__WHAT YOU ARE ASKED TO DO__
Reproduce the listing verbatim.
=== RECORDED DATA ===
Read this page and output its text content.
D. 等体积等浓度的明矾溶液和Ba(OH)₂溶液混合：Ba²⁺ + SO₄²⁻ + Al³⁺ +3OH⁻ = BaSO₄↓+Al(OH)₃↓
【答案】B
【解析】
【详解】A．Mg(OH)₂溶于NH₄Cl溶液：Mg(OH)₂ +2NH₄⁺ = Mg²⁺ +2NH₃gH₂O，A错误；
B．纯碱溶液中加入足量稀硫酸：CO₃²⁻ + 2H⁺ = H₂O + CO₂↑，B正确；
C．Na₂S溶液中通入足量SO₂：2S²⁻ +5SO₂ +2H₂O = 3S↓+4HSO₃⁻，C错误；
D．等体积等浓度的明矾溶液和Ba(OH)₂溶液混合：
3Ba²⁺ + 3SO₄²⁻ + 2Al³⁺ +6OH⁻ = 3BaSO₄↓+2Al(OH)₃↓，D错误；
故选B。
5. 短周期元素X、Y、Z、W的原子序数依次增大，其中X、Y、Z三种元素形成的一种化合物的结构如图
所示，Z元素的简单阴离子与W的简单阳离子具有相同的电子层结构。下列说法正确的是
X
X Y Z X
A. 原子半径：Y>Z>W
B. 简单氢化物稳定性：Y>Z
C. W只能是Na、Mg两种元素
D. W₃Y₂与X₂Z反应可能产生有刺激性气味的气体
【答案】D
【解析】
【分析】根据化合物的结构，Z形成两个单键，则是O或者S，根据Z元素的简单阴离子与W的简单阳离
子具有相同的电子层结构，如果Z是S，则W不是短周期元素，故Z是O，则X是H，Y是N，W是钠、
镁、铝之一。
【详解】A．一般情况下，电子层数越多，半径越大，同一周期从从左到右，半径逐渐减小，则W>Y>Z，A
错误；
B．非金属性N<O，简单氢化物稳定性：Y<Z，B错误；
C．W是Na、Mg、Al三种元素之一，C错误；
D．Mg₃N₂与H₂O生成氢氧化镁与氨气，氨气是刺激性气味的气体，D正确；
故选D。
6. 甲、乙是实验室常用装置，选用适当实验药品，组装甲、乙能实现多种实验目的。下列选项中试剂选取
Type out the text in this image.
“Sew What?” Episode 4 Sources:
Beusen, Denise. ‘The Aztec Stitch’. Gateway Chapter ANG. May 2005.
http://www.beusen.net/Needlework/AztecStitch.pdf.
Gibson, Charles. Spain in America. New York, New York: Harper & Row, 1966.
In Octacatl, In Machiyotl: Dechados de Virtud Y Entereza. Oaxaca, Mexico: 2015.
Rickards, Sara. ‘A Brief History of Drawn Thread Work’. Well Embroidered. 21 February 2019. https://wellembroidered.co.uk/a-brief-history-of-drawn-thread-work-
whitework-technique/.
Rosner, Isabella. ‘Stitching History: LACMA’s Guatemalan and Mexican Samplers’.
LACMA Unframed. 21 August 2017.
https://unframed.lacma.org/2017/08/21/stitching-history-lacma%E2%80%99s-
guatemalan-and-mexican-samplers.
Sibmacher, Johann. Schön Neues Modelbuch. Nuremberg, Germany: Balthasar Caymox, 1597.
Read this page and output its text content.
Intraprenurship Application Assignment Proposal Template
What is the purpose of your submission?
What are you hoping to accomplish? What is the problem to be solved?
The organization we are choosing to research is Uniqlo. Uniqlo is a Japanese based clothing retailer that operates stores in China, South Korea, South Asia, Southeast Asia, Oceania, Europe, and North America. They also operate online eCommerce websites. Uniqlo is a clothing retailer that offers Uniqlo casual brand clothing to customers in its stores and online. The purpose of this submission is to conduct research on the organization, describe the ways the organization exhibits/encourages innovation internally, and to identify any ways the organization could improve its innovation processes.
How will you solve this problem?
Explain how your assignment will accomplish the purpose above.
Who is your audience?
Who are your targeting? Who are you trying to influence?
===
__RESULT OF THIS TASK__
Read this page and output its text content.
D. 等体积等浓度的明矾溶液和Ba(OH)₂溶液混合：Ba²⁺ + SO₄²⁻ + Al³⁺ +3OH⁻ = BaSO₄↓+Al(OH)₃↓
【答案】B
【解析】
【详解】A．Mg(OH)₂溶于NH₄Cl溶液：Mg(OH)₂ +2NH₄⁺ = Mg²⁺ +2NH₃gH₂O，A错误；
B．纯碱溶液中加入足量稀硫酸：CO₃²⁻ + 2H⁺ = H₂O + CO₂↑，B正确；
C．Na₂S溶液中通入足量SO₂：2S²⁻ +5SO₂ +2H₂O = 3S↓+4HSO₃⁻，C错误；
D．等体积等浓度的明矾溶液和Ba(OH)₂溶液混合：
3Ba²⁺ + 3SO₄²⁻ + 2Al³⁺ +6OH⁻ = 3BaSO₄↓+2Al(OH)₃↓，D错误；
故选B。
5. 短周期元素X、Y、Z、W的原子序数依次增大，其中X、Y、Z三种元素形成的一种化合物的结构如图
所示，Z元素的简单阴离子与W的简单阳离子具有相同的电子层结构。下列说法正确的是
X
X Y Z X
A. 原子半径：Y>Z>W
B. 简单氢化物稳定性：Y>Z
C. W只能是Na、Mg两种元素
D. W₃Y₂与X₂Z反应可能产生有刺激性气味的气体
【答案】D
【解析】
【分析】根据化合物的结构，Z形成两个单键，则是O或者S，根据Z元素的简单阴离子与W的简单阳离
子具有相同的电子层结构，如果Z是S，则W不是短周期元素，故Z是O，则X是H，Y是N，W是钠、
镁、铝之一。
【详解】A．一般情况下，电子层数越多，半径越大，同一周期从从左到右，半径逐渐减小，则W>Y>Z，A
错误；
B．非金属性N<O，简单氢化物稳定性：Y<Z，B错误；
C．W是Na、Mg、Al三种元素之一，C错误；
D．Mg₃N₂与H₂O生成氢氧化镁与氨气，氨气是刺激性气味的气体，D正确；
故选D。
6. 甲、乙是实验室常用装置，选用适当实验药品，组装甲、乙能实现多种实验目的。下列选项中试剂选取
Type out the text in this image.
“Sew What?” Episode 4 Sources:
Beusen, Denise. ‘The Aztec Stitch’. Gateway Chapter ANG. May 2005.
http://www.beusen.net/Needlework/AztecStitch.pdf.
Gibson, Charles. Spain in America. New York, New York: Harper & Row, 1966.
In Octacatl, In Machiyotl: Dechados de Virtud Y Entereza. Oaxaca, Mexico: 2015.
Rickards, Sara. ‘A Brief History of Drawn Thread Work’. Well Embroidered. 21 February 2019. https://wellembroidered.co.uk/a-brief-history-of-drawn-thread-work-
whitework-technique/.
Rosner, Isabella. ‘Stitching History: LACMA’s Guatemalan and Mexican Samplers’.
LACMA Unframed. 21 August 2017.
https://unframed.lacma.org/2017/08/21/stitching-history-lacma%E2%80%99s-
guatemalan-and-mexican-samplers.
Sibmacher, Johann. Schön Neues Modelbuch. Nuremberg, Germany: Balthasar Caymox, 1597.
Read this page and output its text content.
Intraprenurship Application Assignment Proposal Template
What is the purpose of your submission?
What are you hoping to accomplish? What is the problem to be solved?
The organization we are choosing to research is Uniqlo. Uniqlo is a Japanese based clothing retailer that operates stores in China, South Korea, South Asia, Southeast Asia, Oceania, Europe, and North America. They also operate online eCommerce websites. Uniqlo is a clothing retailer that offers Uniqlo casual brand clothing to customers in its stores and online. The purpose of this submission is to conduct research on the organization, describe the ways the organization exhibits/encourages innovation internally, and to identify any ways the organization could improve its innovation processes.
How will you solve this problem?
Explain how your assignment will accomplish the purpose above.
Who is your audience?
Who are your targeting? Who are you trying to influence?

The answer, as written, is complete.